▶ [Stated exercise]: Send back all the data below, exactly as given.

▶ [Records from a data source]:

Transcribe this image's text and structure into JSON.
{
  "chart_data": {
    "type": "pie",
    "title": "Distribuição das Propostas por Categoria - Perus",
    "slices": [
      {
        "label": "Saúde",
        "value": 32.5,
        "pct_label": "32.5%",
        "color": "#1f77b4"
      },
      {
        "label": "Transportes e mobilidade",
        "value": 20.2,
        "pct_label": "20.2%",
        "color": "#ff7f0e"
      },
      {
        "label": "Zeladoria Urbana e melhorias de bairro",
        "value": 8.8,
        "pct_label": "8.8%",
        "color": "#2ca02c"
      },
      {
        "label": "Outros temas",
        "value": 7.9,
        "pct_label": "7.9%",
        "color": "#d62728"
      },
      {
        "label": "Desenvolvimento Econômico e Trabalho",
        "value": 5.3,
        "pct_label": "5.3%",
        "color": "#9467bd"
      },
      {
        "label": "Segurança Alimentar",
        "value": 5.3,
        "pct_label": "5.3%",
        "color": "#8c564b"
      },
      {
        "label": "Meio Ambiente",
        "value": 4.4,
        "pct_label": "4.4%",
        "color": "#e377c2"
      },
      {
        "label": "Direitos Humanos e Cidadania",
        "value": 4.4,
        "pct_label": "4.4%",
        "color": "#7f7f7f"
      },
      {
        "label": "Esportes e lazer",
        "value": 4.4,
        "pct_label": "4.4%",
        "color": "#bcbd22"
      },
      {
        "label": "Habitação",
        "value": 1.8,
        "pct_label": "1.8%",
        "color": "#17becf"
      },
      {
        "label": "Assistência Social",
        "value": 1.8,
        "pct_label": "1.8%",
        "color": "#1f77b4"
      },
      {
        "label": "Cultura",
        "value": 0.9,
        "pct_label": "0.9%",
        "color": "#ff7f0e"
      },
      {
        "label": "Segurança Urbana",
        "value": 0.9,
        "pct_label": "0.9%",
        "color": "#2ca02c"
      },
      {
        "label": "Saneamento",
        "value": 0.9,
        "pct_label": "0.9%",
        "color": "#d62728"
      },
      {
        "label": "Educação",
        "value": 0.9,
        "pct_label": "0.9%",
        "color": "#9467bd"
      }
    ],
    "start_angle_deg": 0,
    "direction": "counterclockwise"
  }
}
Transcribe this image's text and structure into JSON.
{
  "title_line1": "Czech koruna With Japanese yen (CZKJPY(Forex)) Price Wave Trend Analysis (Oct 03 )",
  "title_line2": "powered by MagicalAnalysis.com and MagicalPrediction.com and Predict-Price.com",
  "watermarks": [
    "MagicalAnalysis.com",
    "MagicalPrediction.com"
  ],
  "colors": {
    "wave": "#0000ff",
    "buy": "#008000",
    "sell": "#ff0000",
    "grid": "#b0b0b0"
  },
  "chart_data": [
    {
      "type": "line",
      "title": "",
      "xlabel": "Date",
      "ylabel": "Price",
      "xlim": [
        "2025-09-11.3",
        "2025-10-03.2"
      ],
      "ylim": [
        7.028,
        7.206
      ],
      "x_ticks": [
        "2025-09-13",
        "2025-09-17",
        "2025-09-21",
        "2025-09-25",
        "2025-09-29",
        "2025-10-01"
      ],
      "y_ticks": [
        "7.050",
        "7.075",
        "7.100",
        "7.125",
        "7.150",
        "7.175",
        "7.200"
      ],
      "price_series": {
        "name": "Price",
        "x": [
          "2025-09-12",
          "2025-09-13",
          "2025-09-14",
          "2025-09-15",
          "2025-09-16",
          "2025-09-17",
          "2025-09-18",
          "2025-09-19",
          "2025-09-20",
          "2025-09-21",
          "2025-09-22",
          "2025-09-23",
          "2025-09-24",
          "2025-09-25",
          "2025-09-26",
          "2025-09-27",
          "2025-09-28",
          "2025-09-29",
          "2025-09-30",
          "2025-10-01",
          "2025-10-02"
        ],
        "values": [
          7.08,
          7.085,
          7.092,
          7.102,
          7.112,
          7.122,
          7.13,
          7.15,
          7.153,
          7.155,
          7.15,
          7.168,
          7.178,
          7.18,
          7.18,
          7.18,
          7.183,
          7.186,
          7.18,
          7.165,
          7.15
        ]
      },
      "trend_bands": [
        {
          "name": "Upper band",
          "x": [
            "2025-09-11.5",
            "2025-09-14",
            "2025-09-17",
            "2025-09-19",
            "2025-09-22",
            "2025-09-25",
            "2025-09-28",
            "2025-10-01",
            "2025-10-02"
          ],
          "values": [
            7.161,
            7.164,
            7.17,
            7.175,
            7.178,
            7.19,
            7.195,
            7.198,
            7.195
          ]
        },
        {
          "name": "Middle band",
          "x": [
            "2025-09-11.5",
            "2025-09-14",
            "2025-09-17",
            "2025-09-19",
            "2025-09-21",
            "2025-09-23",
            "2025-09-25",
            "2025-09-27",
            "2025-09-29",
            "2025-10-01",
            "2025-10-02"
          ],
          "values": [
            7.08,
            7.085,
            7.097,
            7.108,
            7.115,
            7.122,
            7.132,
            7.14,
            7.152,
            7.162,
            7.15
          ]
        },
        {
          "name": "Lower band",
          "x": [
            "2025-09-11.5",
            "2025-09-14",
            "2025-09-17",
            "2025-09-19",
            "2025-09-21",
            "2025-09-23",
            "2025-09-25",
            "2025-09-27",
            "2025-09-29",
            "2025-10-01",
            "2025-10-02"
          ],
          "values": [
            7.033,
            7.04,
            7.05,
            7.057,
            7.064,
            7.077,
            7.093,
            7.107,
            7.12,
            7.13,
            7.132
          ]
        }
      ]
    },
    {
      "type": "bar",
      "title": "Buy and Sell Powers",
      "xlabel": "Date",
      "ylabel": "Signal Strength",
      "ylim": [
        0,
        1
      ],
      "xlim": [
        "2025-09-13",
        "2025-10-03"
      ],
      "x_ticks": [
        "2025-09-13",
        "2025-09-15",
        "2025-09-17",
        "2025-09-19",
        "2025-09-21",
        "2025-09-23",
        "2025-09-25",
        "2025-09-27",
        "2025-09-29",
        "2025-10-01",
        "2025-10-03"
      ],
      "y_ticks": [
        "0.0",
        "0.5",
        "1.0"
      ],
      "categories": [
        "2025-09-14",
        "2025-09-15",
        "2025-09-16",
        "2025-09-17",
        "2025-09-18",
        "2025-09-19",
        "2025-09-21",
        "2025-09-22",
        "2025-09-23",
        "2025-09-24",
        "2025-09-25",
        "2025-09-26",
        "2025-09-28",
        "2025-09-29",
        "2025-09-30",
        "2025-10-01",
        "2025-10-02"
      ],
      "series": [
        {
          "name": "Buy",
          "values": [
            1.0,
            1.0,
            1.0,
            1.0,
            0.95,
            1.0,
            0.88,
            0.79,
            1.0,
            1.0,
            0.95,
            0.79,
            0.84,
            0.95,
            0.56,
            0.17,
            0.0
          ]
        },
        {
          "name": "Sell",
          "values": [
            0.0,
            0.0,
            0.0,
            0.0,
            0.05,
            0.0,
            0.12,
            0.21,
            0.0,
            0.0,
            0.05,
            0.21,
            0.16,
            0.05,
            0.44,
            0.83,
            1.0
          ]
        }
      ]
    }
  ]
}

▶ [Full output]:
Transcribe this image's text and structure into JSON.
{
  "chart_data": {
    "type": "pie",
    "title": "Distribuição das Propostas por Categoria - Perus",
    "slices": [
      {
        "label": "Saúde",
        "value": 32.5,
        "pct_label": "32.5%",
        "color": "#1f77b4"
      },
      {
        "label": "Transportes e mobilidade",
        "value": 20.2,
        "pct_label": "20.2%",
        "color": "#ff7f0e"
      },
      {
        "label": "Zeladoria Urbana e melhorias de bairro",
        "value": 8.8,
        "pct_label": "8.8%",
        "color": "#2ca02c"
      },
      {
        "label": "Outros temas",
        "value": 7.9,
        "pct_label": "7.9%",
        "color": "#d62728"
      },
      {
        "label": "Desenvolvimento Econômico e Trabalho",
        "value": 5.3,
        "pct_label": "5.3%",
        "color": "#9467bd"
      },
      {
        "label": "Segurança Alimentar",
        "value": 5.3,
        "pct_label": "5.3%",
        "color": "#8c564b"
      },
      {
        "label": "Meio Ambiente",
        "value": 4.4,
        "pct_label": "4.4%",
        "color": "#e377c2"
      },
      {
        "label": "Direitos Humanos e Cidadania",
        "value": 4.4,
        "pct_label": "4.4%",
        "color": "#7f7f7f"
      },
      {
        "label": "Esportes e lazer",
        "value": 4.4,
        "pct_label": "4.4%",
        "color": "#bcbd22"
      },
      {
        "label": "Habitação",
        "value": 1.8,
        "pct_label": "1.8%",
        "color": "#17becf"
      },
      {
        "label": "Assistência Social",
        "value": 1.8,
        "pct_label": "1.8%",
        "color": "#1f77b4"
      },
      {
        "label": "Cultura",
        "value": 0.9,
        "pct_label": "0.9%",
        "color": "#ff7f0e"
      },
      {
        "label": "Segurança Urbana",
        "value": 0.9,
        "pct_label": "0.9%",
        "color": "#2ca02c"
      },
      {
        "label": "Saneamento",
        "value": 0.9,
        "pct_label": "0.9%",
        "color": "#d62728"
      },
      {
        "label": "Educação",
        "value": 0.9,
        "pct_label": "0.9%",
        "color": "#9467bd"
      }
    ],
    "start_angle_deg": 0,
    "direction": "counterclockwise"
  }
}
Transcribe this image's text and structure into JSON.
{
  "title_line1": "Czech koruna With Japanese yen (CZKJPY(Forex)) Price Wave Trend Analysis (Oct 03 )",
  "title_line2": "powered by MagicalAnalysis.com and MagicalPrediction.com and Predict-Price.com",
  "watermarks": [
    "MagicalAnalysis.com",
    "MagicalPrediction.com"
  ],
  "colors": {
    "wave": "#0000ff",
    "buy": "#008000",
    "sell": "#ff0000",
    "grid": "#b0b0b0"
  },
  "chart_data": [
    {
      "type": "line",
      "title": "",
      "xlabel": "Date",
      "ylabel": "Price",
      "xlim": [
        "2025-09-11.3",
        "2025-10-03.2"
      ],
      "ylim": [
        7.028,
        7.206
      ],
      "x_ticks": [
        "2025-09-13",
        "2025-09-17",
        "2025-09-21",
        "2025-09-25",
        "2025-09-29",
        "2025-10-01"
      ],
      "y_ticks": [
        "7.050",
        "7.075",
        "7.100",
        "7.125",
        "7.150",
        "7.175",
        "7.200"
      ],
      "price_series": {
        "name": "Price",
        "x": [
          "2025-09-12",
          "2025-09-13",
          "2025-09-14",
          "2025-09-15",
          "2025-09-16",
          "2025-09-17",
          "2025-09-18",
          "2025-09-19",
          "2025-09-20",
          "2025-09-21",
          "2025-09-22",
          "2025-09-23",
          "2025-09-24",
          "2025-09-25",
          "2025-09-26",
          "2025-09-27",
          "2025-09-28",
          "2025-09-29",
          "2025-09-30",
          "2025-10-01",
          "2025-10-02"
        ],
        "values": [
          7.08,
          7.085,
          7.092,
          7.102,
          7.112,
          7.122,
          7.13,
          7.15,
          7.153,
          7.155,
          7.15,
          7.168,
          7.178,
          7.18,
          7.18,
          7.18,
          7.183,
          7.186,
          7.18,
          7.165,
          7.15
        ]
      },
      "trend_bands": [
        {
          "name": "Upper band",
          "x": [
            "2025-09-11.5",
            "2025-09-14",
            "2025-09-17",
            "2025-09-19",
            "2025-09-22",
            "2025-09-25",
            "2025-09-28",
            "2025-10-01",
            "2025-10-02"
          ],
          "values": [
            7.161,
            7.164,
            7.17,
            7.175,
            7.178,
            7.19,
            7.195,
            7.198,
            7.195
          ]
        },
        {
          "name": "Middle band",
          "x": [
            "2025-09-11.5",
            "2025-09-14",
            "2025-09-17",
            "2025-09-19",
            "2025-09-21",
            "2025-09-23",
            "2025-09-25",
            "2025-09-27",
            "2025-09-29",
            "2025-10-01",
            "2025-10-02"
          ],
          "values": [
            7.08,
            7.085,
            7.097,
            7.108,
            7.115,
            7.122,
            7.132,
            7.14,
            7.152,
            7.162,
            7.15
          ]
        },
        {
          "name": "Lower band",
          "x": [
            "2025-09-11.5",
            "2025-09-14",
            "2025-09-17",
            "2025-09-19",
            "2025-09-21",
            "2025-09-23",
            "2025-09-25",
            "2025-09-27",
            "2025-09-29",
            "2025-10-01",
            "2025-10-02"
          ],
          "values": [
            7.033,
            7.04,
            7.05,
            7.057,
            7.064,
            7.077,
            7.093,
            7.107,
            7.12,
            7.13,
            7.132
          ]
        }
      ]
    },
    {
      "type": "bar",
      "title": "Buy and Sell Powers",
      "xlabel": "Date",
      "ylabel": "Signal Strength",
      "ylim": [
        0,
        1
      ],
      "xlim": [
        "2025-09-13",
        "2025-10-03"
      ],
      "x_ticks": [
        "2025-09-13",
        "2025-09-15",
        "2025-09-17",
        "2025-09-19",
        "2025-09-21",
        "2025-09-23",
        "2025-09-25",
        "2025-09-27",
        "2025-09-29",
        "2025-10-01",
        "2025-10-03"
      ],
      "y_ticks": [
        "0.0",
        "0.5",
        "1.0"
      ],
      "categories": [
        "2025-09-14",
        "2025-09-15",
        "2025-09-16",
        "2025-09-17",
        "2025-09-18",
        "2025-09-19",
        "2025-09-21",
        "2025-09-22",
        "2025-09-23",
        "2025-09-24",
        "2025-09-25",
        "2025-09-26",
        "2025-09-28",
        "2025-09-29",
        "2025-09-30",
        "2025-10-01",
        "2025-10-02"
      ],
      "series": [
        {
          "name": "Buy",
          "values": [
            1.0,
            1.0,
            1.0,
            1.0,
            0.95,
            1.0,
            0.88,
            0.79,
            1.0,
            1.0,
            0.95,
            0.79,
            0.84,
            0.95,
            0.56,
            0.17,
            0.0
          ]
        },
        {
          "name": "Sell",
          "values": [
            0.0,
            0.0,
            0.0,
            0.0,
            0.05,
            0.0,
            0.12,
            0.21,
            0.0,
            0.0,
            0.05,
            0.21,
            0.16,
            0.05,
            0.44,
            0.83,
            1.0
          ]
        }
      ]
    }
  ]
}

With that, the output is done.